Return the lines where the word "image" occurs.

** START OF Exercise materials **

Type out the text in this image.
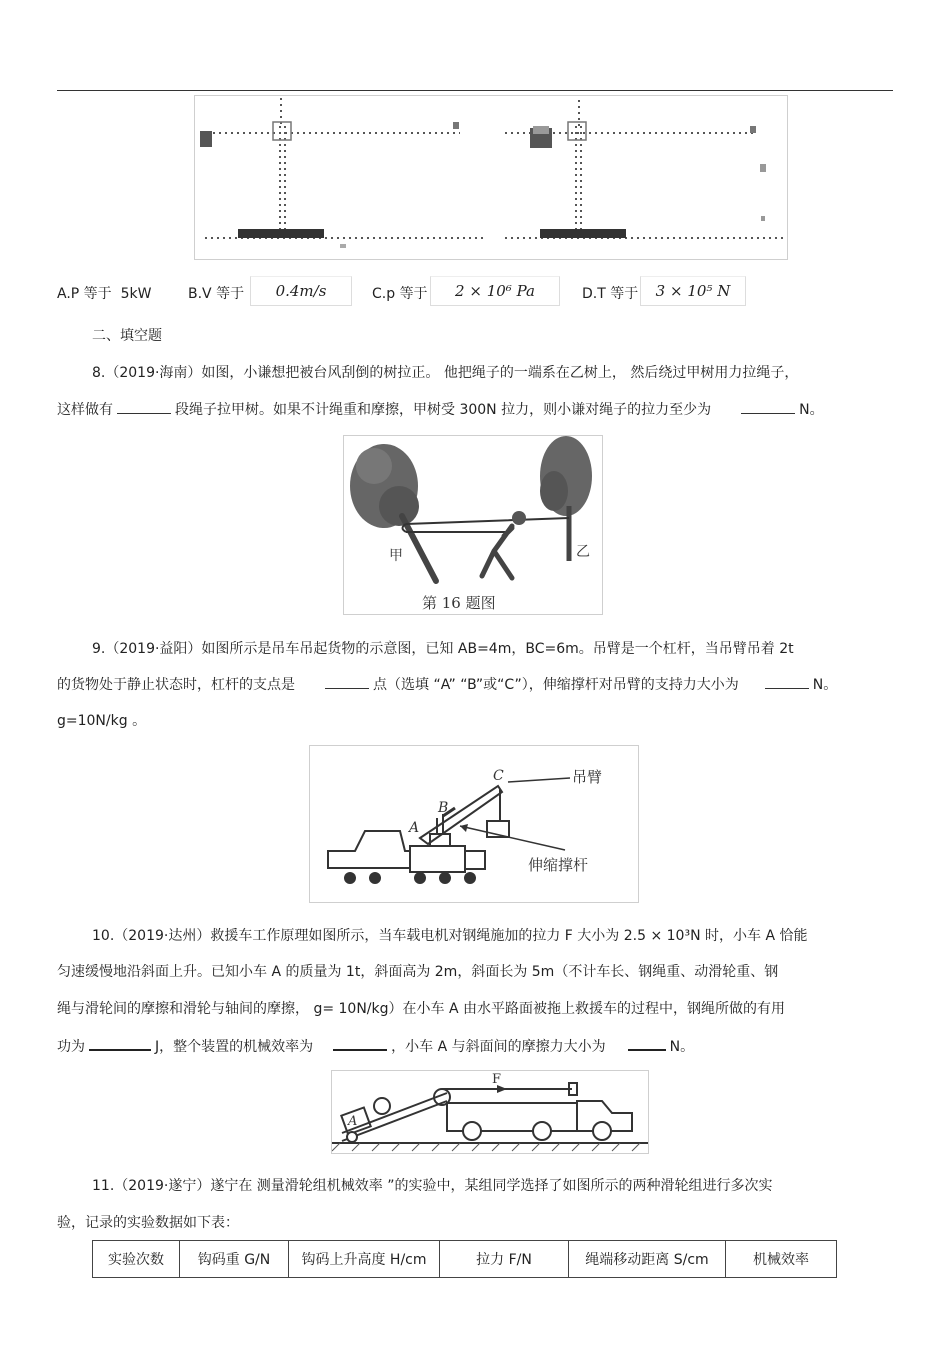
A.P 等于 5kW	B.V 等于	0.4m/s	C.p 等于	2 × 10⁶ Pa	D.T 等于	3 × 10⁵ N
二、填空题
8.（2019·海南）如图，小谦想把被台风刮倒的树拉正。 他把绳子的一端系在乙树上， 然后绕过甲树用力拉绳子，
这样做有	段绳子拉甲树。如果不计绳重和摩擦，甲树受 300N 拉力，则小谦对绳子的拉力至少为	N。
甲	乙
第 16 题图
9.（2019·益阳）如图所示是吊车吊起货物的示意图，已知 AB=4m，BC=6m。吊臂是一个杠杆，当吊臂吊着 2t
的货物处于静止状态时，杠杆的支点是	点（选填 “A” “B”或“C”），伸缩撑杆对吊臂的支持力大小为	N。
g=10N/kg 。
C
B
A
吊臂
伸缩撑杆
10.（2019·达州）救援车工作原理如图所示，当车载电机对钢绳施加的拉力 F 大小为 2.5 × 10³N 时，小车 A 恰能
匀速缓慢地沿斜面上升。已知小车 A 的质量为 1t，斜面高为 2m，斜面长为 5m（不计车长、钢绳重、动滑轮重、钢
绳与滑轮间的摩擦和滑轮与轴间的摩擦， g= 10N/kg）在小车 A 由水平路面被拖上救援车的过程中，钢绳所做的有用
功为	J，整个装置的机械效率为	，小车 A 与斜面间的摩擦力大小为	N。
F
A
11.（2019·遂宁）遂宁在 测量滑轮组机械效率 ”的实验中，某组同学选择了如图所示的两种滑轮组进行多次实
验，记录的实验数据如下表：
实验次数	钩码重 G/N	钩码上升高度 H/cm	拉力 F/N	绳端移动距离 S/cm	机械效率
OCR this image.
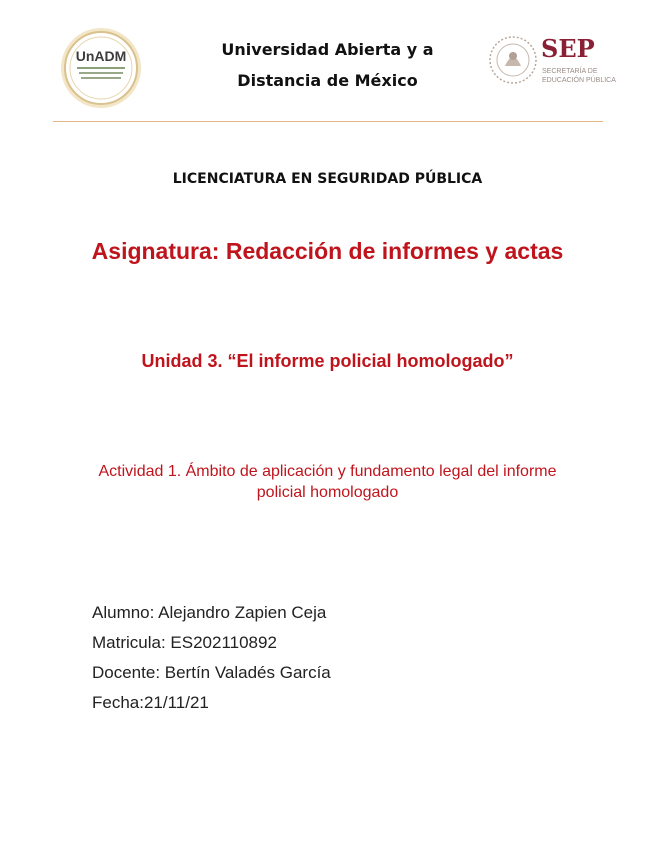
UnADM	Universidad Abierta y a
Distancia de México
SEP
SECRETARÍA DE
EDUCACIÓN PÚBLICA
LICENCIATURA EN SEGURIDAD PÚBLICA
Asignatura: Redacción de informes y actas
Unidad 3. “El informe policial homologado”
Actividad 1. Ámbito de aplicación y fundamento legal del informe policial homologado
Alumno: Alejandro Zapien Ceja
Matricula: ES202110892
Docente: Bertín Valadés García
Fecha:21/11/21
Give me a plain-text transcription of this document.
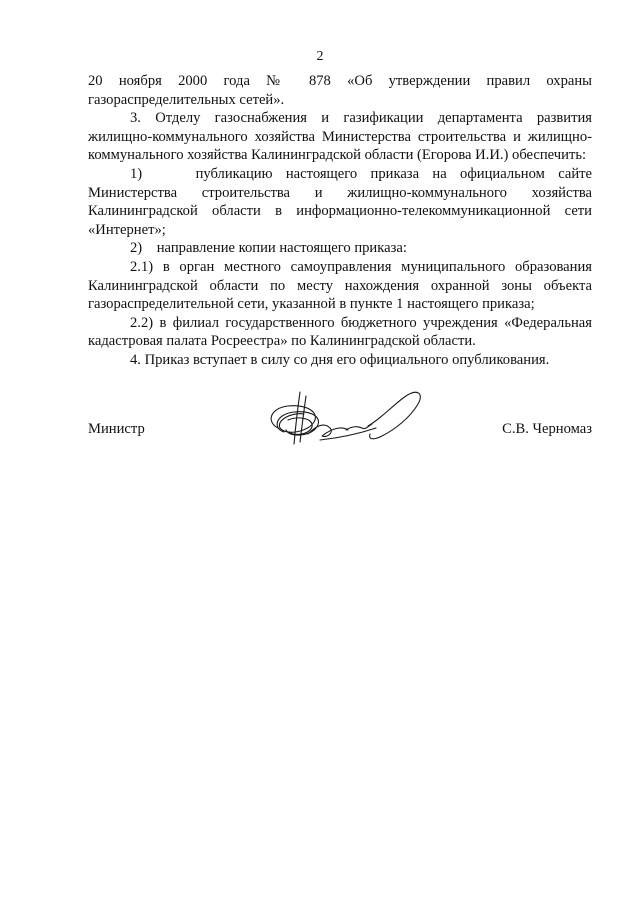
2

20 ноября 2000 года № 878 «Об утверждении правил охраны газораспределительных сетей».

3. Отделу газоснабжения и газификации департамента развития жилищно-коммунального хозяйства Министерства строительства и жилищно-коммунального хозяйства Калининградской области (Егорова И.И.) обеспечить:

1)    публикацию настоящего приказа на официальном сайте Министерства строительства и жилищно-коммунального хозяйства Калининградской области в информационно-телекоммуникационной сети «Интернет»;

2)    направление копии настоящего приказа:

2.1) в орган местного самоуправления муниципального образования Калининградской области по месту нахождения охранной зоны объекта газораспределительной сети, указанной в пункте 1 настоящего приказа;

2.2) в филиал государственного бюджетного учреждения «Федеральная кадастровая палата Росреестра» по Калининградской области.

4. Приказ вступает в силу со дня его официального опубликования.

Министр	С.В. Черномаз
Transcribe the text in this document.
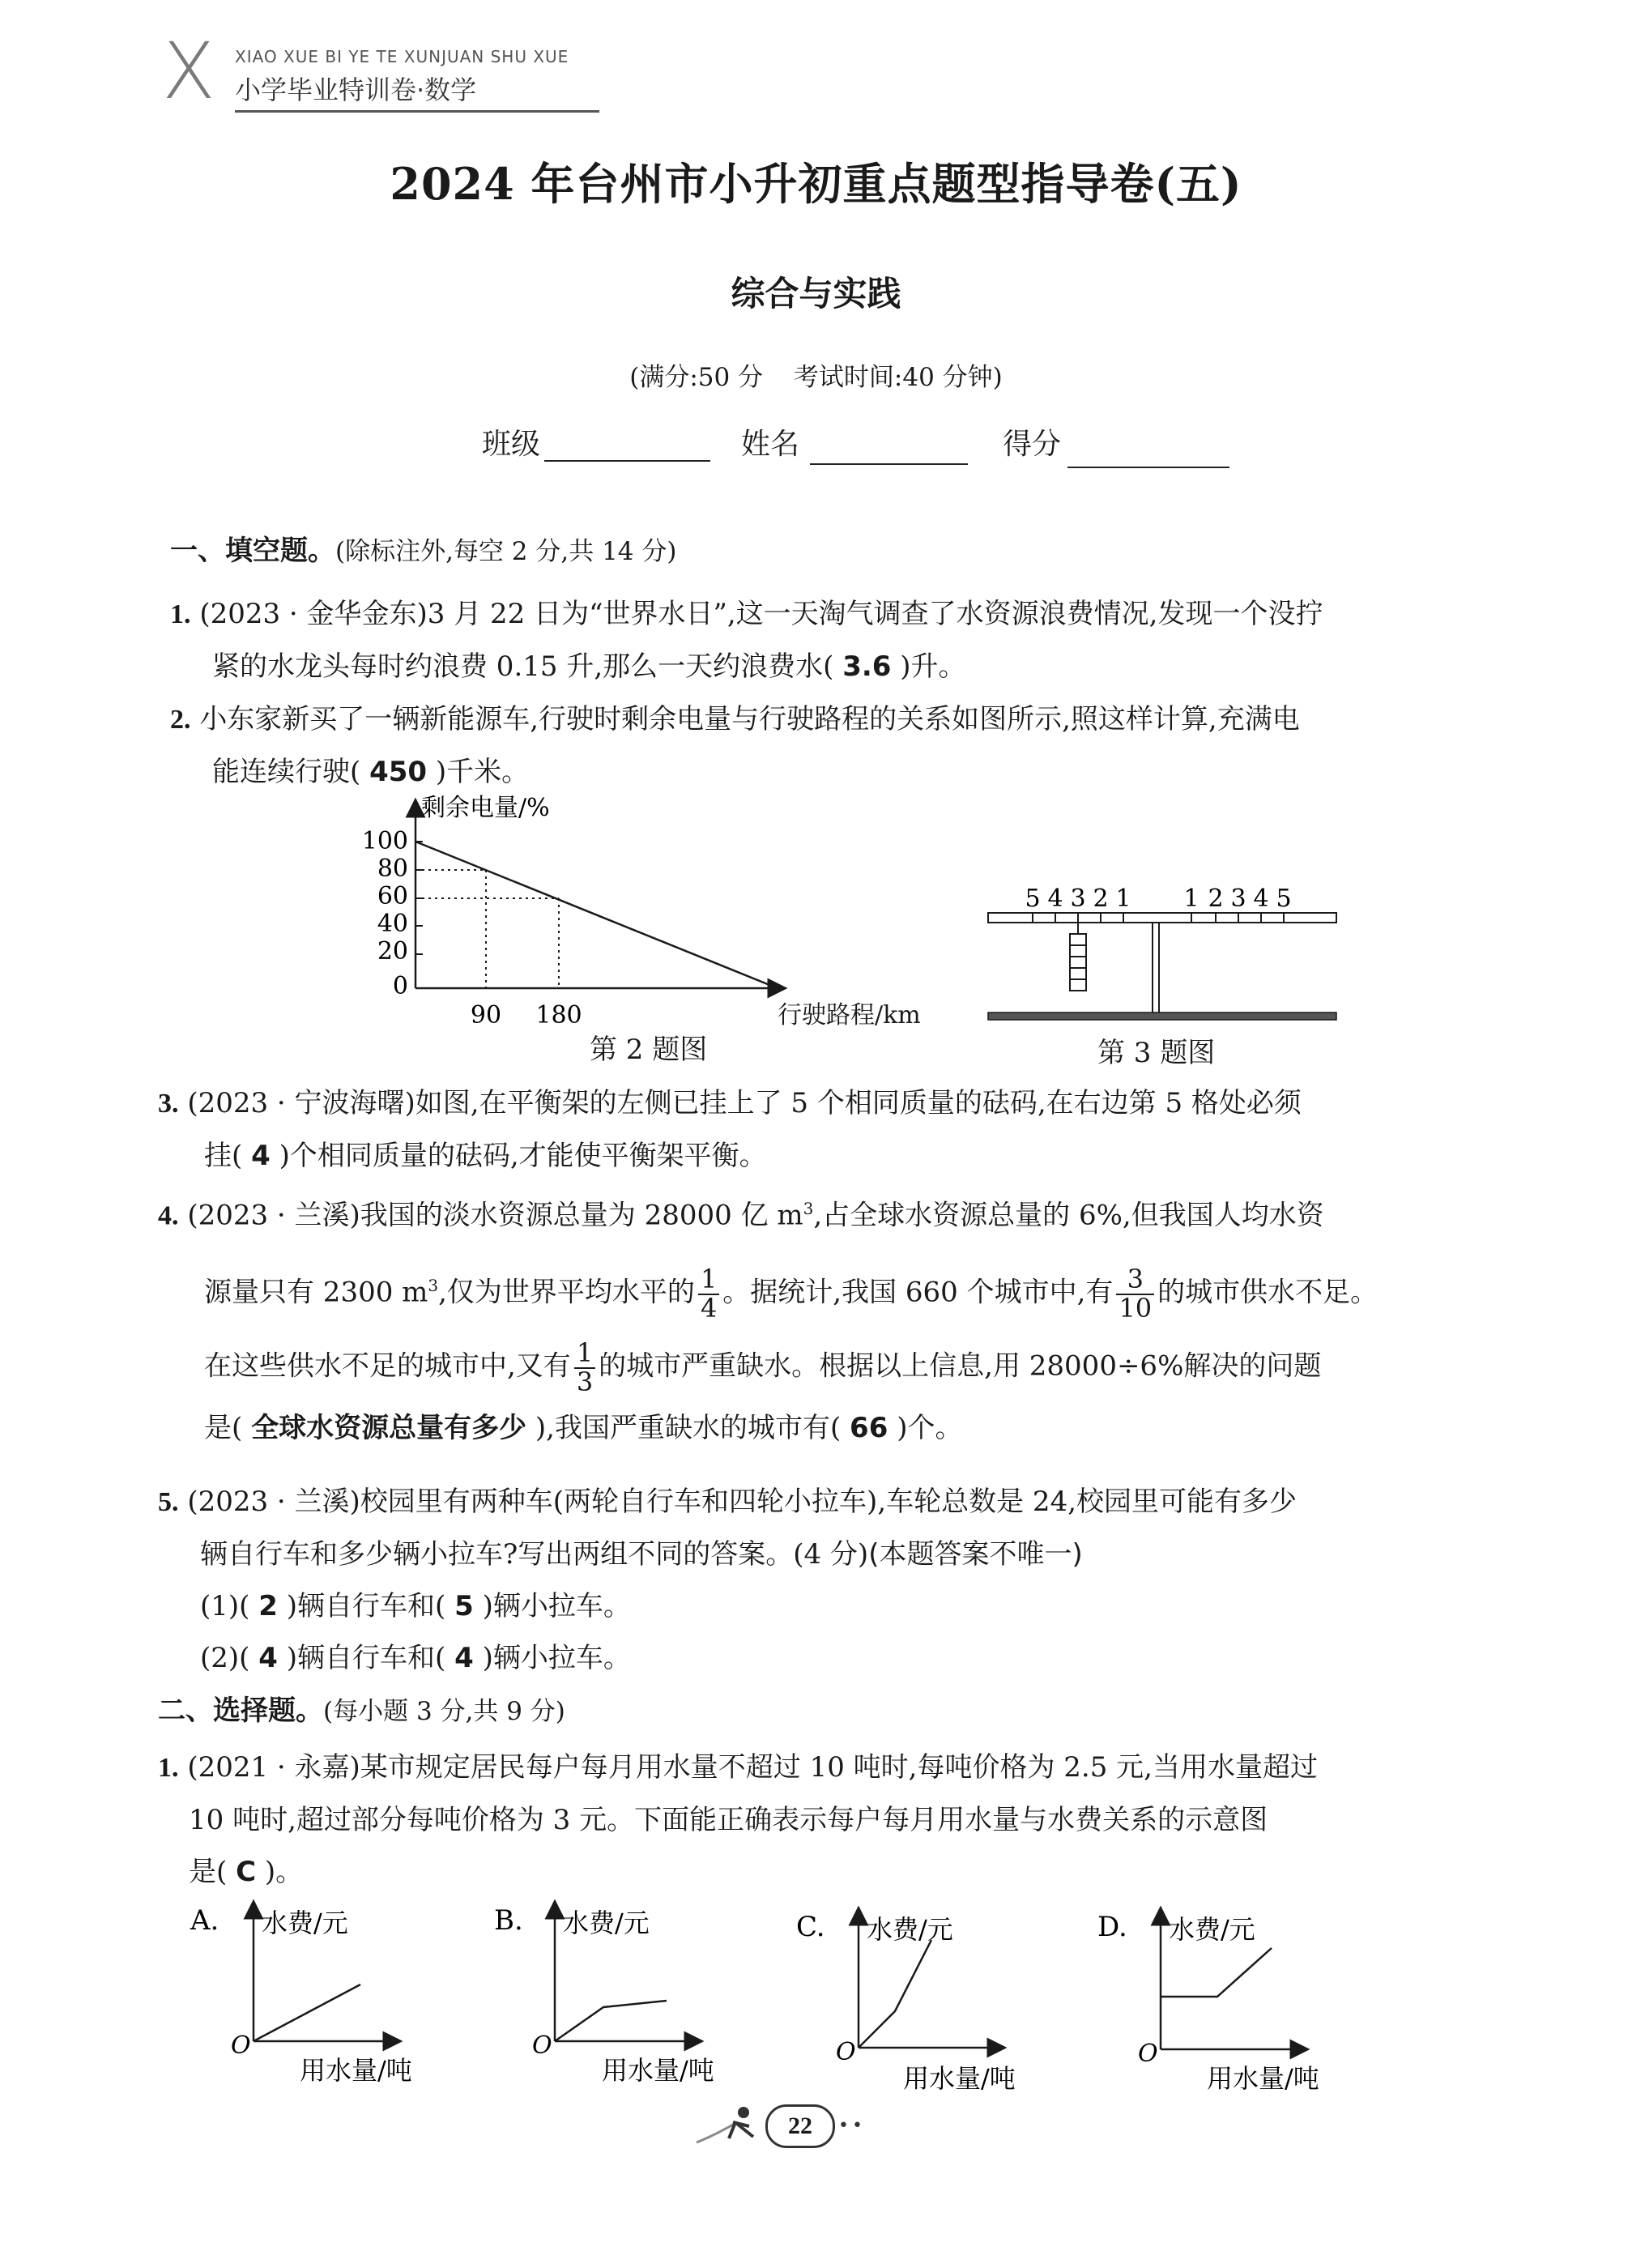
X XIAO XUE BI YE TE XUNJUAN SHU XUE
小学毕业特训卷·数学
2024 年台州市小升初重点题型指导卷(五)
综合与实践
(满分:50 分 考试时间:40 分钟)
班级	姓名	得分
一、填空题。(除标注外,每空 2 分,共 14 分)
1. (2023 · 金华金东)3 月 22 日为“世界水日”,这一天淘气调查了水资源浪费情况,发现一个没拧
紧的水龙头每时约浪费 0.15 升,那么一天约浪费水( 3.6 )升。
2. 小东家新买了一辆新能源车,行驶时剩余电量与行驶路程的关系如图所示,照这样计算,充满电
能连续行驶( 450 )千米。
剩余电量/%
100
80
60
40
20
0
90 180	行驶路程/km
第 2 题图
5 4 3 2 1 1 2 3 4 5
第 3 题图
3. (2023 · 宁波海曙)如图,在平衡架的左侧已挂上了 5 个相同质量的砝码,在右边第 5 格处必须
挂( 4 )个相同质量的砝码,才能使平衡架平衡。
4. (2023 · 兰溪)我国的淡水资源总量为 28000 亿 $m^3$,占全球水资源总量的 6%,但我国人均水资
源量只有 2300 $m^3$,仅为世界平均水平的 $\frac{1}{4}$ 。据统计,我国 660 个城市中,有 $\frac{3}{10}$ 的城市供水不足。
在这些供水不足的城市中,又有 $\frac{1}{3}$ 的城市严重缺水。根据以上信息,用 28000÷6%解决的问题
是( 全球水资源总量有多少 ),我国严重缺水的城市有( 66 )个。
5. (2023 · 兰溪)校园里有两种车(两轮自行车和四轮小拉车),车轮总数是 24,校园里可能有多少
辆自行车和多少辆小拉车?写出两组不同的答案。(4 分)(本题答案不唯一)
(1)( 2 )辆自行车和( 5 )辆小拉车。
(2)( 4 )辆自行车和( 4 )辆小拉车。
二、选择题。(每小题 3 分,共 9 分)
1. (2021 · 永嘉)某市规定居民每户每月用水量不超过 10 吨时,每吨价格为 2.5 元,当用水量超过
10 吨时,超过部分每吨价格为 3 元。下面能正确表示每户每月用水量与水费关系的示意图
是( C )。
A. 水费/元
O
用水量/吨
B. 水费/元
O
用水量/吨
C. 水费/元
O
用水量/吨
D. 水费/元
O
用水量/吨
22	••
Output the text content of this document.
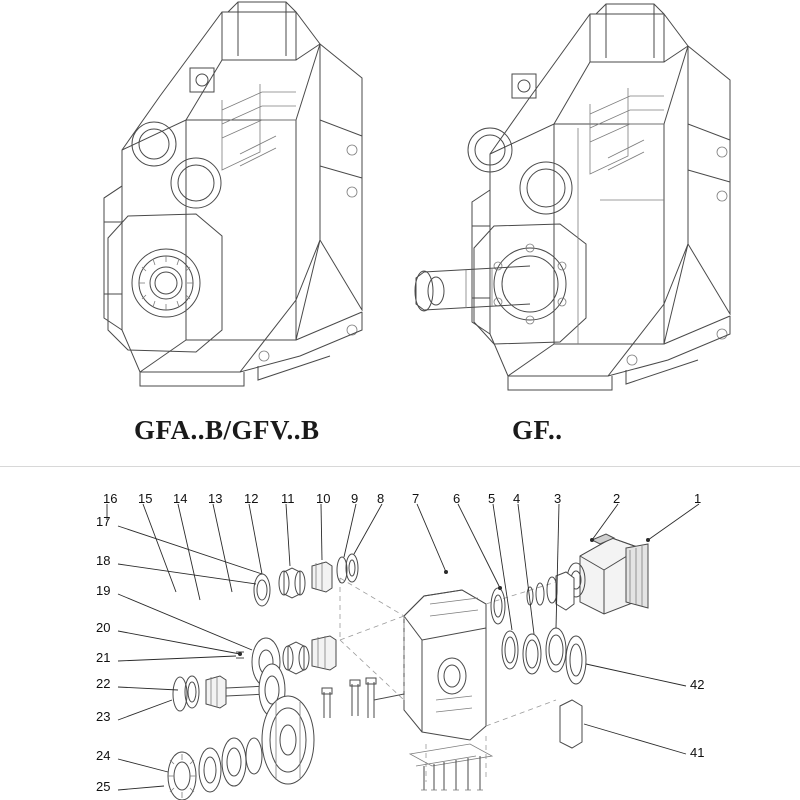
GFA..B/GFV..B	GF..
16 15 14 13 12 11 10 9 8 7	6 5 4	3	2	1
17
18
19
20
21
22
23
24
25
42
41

** END OF Exercise materials **

| Final answer |
Type out the text in this image.
OCR this image.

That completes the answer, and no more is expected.